Copy every line of the data in which the word "this" occurs.

>>

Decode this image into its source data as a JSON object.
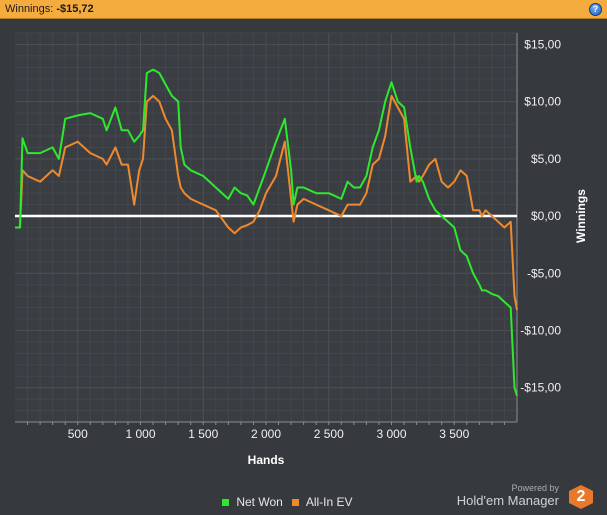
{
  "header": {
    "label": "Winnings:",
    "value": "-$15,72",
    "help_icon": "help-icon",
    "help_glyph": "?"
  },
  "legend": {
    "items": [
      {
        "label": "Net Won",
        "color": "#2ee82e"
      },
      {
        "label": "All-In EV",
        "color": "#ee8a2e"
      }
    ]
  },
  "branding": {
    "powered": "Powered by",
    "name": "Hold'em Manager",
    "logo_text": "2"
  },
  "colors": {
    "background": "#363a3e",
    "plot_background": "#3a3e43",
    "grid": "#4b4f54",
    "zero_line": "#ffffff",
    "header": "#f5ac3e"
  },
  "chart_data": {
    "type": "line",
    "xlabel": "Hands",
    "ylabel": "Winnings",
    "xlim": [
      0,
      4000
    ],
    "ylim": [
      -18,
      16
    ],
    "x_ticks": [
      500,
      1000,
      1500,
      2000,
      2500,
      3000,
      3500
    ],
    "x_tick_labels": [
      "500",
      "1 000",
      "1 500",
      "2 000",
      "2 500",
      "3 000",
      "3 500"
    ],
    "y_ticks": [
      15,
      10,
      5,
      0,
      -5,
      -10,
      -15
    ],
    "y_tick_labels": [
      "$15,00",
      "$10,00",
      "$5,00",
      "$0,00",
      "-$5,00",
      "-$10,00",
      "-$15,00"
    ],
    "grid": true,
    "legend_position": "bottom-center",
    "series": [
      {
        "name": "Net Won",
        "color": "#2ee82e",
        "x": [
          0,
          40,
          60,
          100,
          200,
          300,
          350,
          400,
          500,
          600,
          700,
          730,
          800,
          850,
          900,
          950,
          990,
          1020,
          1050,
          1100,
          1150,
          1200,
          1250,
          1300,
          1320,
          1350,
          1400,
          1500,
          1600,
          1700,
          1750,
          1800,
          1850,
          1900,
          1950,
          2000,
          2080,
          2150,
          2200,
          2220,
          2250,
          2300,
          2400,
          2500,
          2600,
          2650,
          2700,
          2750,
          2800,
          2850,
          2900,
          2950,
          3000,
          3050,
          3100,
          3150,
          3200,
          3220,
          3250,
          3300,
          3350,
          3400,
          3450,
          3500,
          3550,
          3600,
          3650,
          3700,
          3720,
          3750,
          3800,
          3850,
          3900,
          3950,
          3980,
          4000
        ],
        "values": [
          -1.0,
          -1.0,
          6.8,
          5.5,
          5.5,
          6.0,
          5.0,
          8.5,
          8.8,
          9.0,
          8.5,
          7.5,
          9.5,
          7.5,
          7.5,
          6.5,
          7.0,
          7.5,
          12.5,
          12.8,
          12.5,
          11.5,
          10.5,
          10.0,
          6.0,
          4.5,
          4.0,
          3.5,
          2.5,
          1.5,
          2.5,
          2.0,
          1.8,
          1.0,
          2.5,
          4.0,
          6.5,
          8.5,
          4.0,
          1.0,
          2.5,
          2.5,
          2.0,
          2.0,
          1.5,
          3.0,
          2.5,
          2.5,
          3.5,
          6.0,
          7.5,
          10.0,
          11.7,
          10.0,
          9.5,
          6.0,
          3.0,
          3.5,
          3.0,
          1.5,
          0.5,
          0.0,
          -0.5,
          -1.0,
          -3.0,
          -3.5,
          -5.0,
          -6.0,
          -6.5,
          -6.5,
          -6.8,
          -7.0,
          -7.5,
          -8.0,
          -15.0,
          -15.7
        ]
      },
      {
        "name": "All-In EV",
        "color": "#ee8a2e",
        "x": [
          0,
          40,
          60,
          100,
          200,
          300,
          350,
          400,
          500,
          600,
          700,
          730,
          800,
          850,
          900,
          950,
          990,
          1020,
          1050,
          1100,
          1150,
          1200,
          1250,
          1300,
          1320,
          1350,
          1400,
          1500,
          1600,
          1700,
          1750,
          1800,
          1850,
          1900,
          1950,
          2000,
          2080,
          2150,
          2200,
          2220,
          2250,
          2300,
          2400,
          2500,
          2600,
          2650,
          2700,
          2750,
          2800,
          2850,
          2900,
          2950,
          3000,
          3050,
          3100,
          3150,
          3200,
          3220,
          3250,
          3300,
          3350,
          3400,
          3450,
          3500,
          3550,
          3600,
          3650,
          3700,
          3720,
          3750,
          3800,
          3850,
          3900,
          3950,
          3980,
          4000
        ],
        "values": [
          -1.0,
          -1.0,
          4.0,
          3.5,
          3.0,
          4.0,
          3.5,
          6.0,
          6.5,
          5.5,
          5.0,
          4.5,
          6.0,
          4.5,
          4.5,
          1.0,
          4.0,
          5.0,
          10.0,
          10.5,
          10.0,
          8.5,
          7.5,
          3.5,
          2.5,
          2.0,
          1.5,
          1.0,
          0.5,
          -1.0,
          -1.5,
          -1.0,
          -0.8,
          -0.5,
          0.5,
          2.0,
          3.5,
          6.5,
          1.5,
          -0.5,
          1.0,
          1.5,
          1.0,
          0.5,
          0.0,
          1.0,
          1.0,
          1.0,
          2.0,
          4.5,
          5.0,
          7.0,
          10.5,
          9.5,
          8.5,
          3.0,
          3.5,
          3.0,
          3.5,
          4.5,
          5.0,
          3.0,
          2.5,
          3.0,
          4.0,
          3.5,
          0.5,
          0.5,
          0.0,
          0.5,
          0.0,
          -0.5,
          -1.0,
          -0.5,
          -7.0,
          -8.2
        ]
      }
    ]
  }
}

<<
>>

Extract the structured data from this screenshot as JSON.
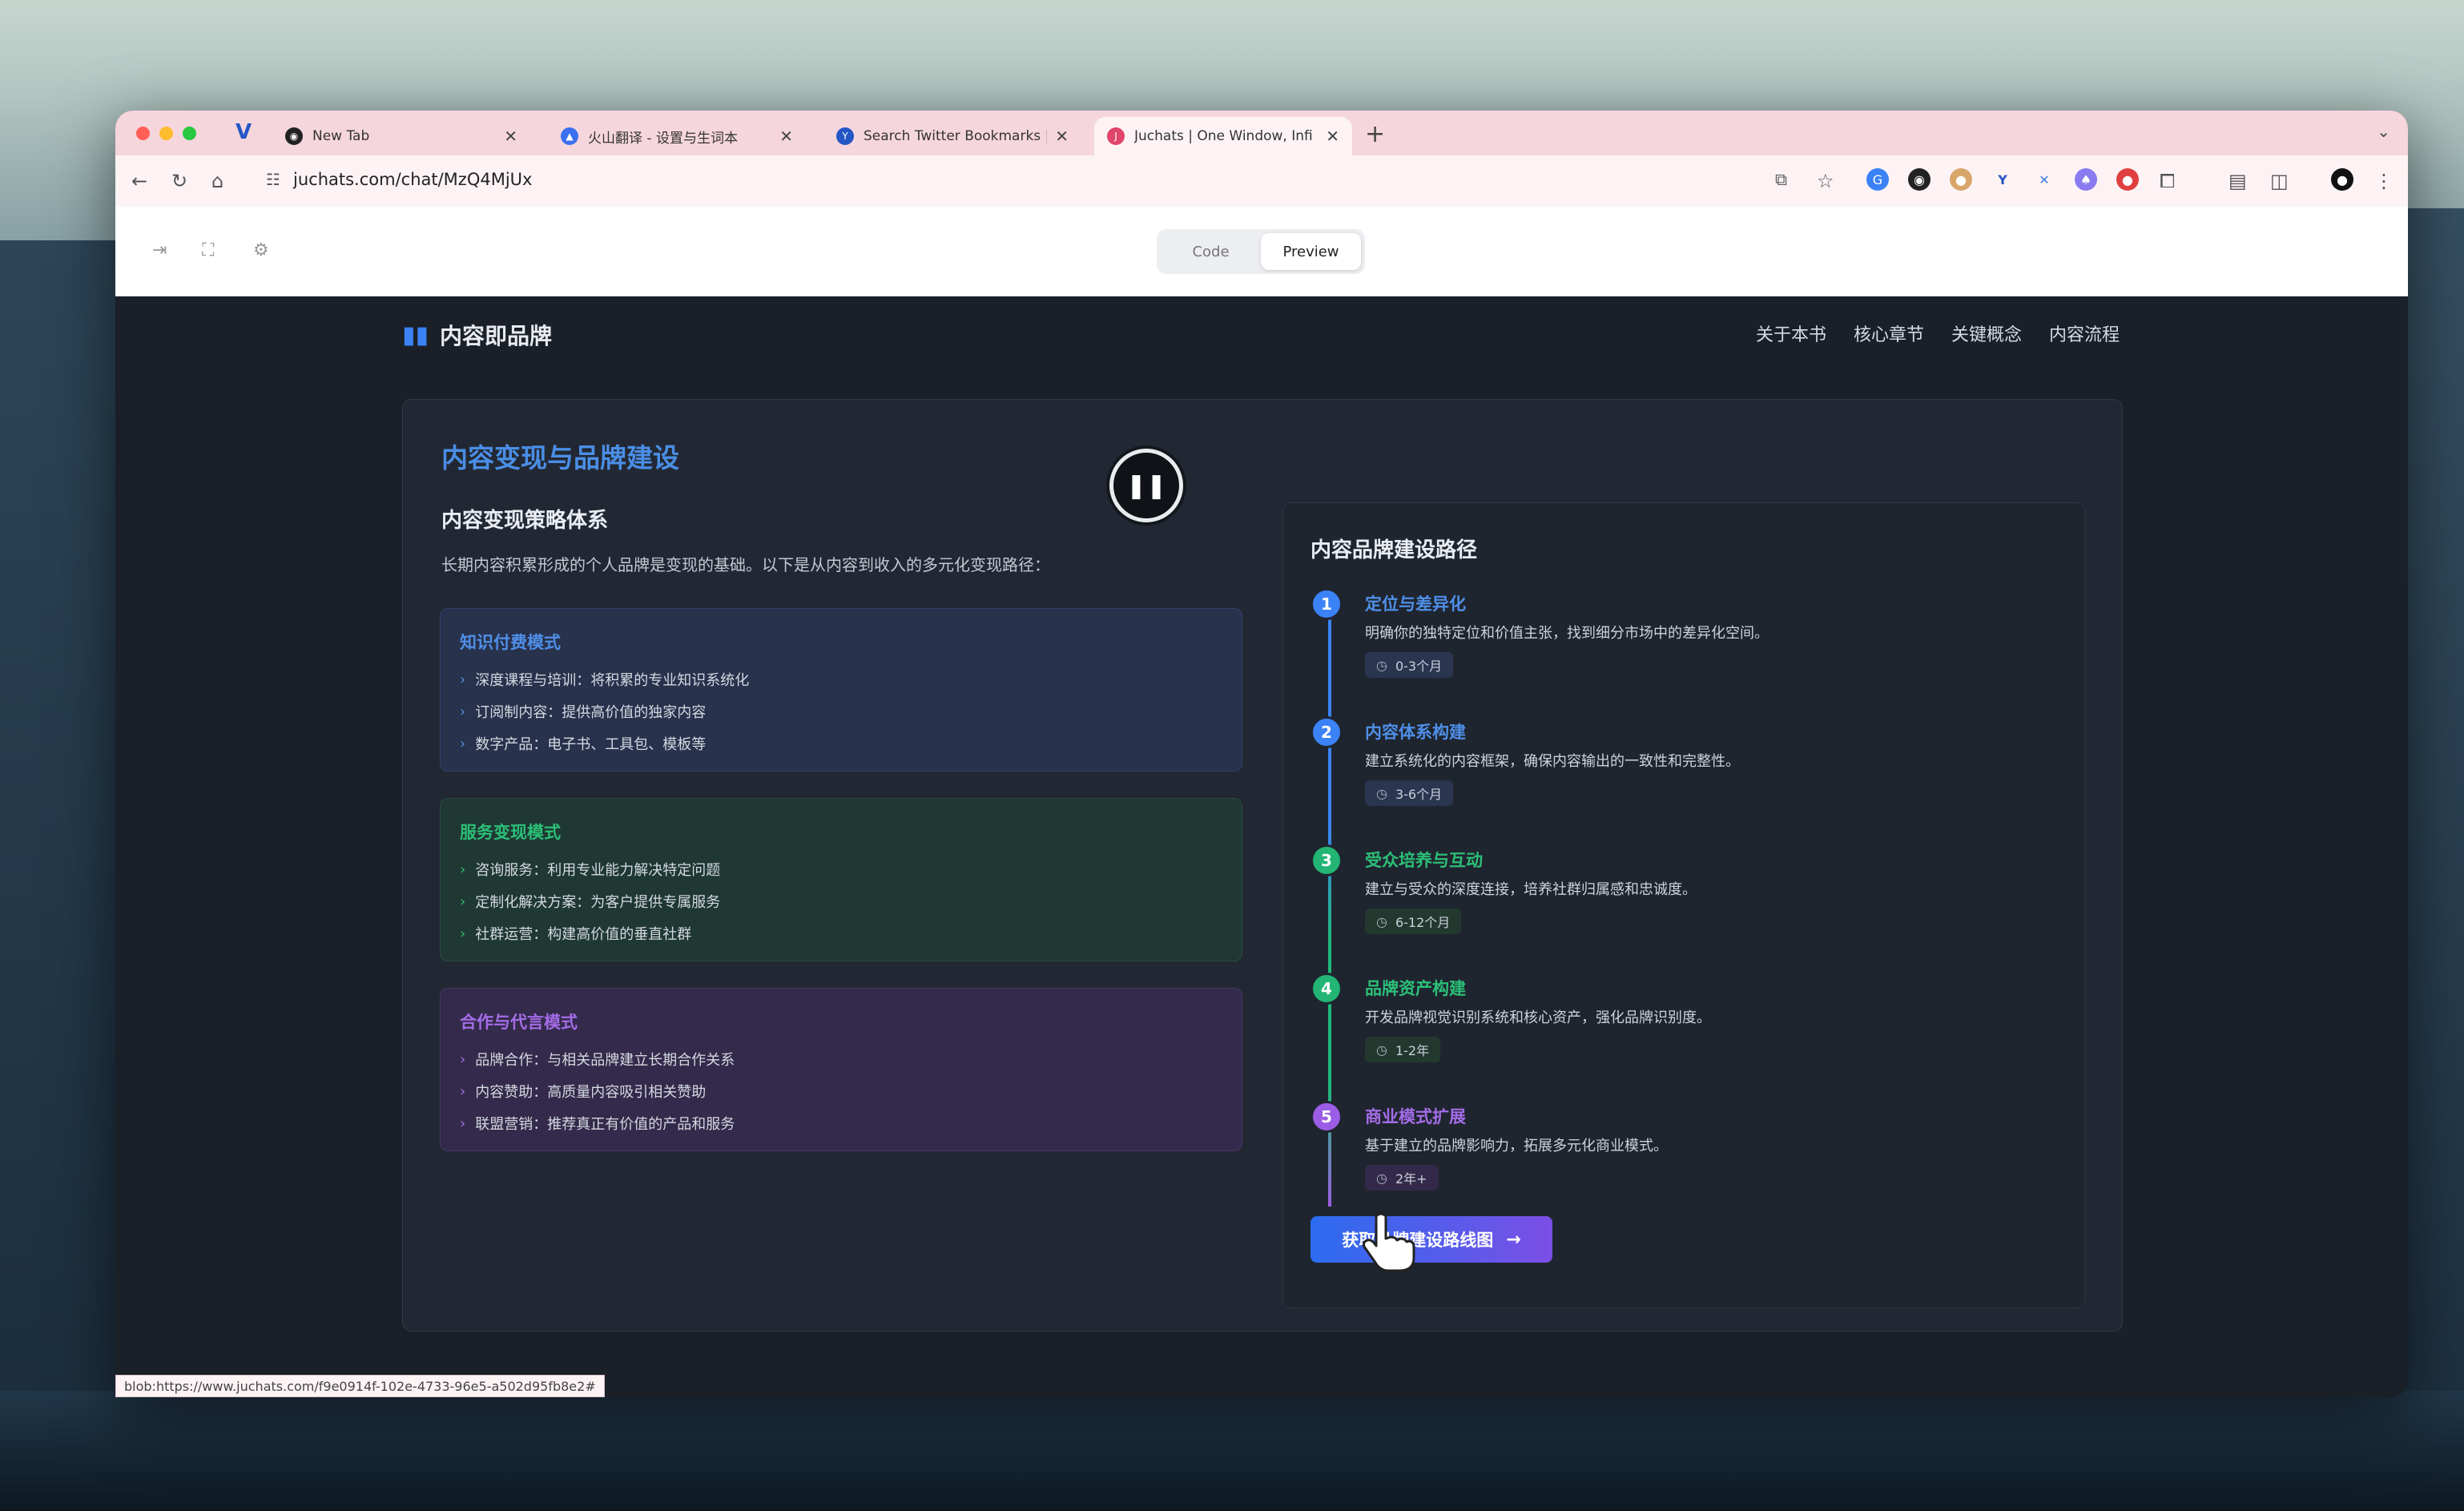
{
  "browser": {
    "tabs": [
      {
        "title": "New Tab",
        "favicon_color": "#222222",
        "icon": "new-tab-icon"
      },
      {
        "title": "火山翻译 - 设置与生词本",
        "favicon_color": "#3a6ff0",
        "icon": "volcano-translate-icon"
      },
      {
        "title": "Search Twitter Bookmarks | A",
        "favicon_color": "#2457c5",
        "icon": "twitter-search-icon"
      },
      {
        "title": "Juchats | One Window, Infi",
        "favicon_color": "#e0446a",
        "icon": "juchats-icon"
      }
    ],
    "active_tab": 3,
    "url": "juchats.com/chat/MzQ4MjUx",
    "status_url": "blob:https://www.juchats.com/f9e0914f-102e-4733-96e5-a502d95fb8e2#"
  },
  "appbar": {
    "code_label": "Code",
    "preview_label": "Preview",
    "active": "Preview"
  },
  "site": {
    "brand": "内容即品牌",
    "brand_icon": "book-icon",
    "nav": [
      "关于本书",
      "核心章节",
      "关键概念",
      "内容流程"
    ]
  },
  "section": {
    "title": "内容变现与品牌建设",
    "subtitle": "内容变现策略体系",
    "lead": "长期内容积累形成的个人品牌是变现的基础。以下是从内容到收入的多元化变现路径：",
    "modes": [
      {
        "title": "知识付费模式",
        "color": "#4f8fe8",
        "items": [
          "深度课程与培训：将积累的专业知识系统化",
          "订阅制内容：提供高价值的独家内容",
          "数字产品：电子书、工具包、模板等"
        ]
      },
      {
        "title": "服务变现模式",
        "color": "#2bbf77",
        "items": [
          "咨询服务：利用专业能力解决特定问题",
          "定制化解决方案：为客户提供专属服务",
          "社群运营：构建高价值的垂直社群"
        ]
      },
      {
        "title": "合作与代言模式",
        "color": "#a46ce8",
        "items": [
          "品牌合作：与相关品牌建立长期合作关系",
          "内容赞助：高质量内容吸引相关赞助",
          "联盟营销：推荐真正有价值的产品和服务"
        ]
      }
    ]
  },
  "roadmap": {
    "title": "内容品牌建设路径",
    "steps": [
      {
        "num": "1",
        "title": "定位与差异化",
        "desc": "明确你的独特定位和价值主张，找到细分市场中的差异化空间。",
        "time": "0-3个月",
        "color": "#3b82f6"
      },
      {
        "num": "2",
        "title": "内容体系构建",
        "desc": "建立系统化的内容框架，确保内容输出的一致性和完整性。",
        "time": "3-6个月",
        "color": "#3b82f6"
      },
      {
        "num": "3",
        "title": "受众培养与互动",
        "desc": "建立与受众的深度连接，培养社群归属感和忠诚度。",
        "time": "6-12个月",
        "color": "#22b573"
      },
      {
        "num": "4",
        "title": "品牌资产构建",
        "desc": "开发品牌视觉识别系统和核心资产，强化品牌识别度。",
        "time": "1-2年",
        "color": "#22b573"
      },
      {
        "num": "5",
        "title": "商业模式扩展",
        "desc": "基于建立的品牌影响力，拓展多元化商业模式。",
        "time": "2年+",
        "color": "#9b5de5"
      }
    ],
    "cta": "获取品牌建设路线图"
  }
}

<<
>>

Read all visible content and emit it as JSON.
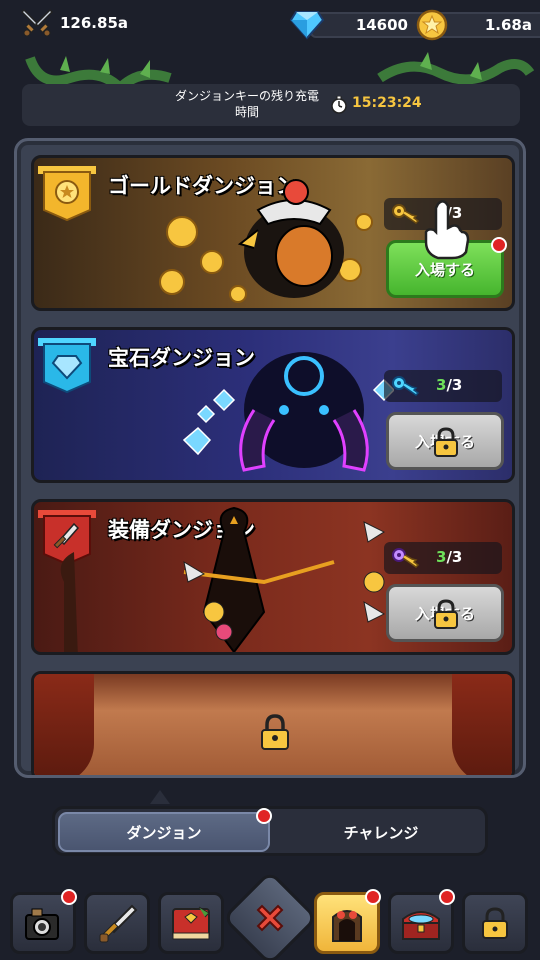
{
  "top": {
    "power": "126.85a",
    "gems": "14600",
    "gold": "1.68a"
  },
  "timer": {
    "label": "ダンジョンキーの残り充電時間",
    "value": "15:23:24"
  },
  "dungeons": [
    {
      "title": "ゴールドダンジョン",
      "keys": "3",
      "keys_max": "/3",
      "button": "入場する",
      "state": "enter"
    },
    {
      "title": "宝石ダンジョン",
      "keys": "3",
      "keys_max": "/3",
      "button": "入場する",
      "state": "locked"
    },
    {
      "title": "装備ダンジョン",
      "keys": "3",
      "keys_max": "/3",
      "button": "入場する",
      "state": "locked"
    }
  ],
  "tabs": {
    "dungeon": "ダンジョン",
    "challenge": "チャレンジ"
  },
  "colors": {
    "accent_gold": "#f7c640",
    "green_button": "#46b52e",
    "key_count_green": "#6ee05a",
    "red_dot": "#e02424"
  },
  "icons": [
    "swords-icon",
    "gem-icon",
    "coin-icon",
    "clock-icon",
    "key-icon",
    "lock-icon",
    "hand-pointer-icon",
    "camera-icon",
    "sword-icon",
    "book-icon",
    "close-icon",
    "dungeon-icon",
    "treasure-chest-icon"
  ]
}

<<

* _EXERCISE SOLUTION_
Decode this image into its source data as a JSON object.
Extract the structured data from this screenshot as JSON.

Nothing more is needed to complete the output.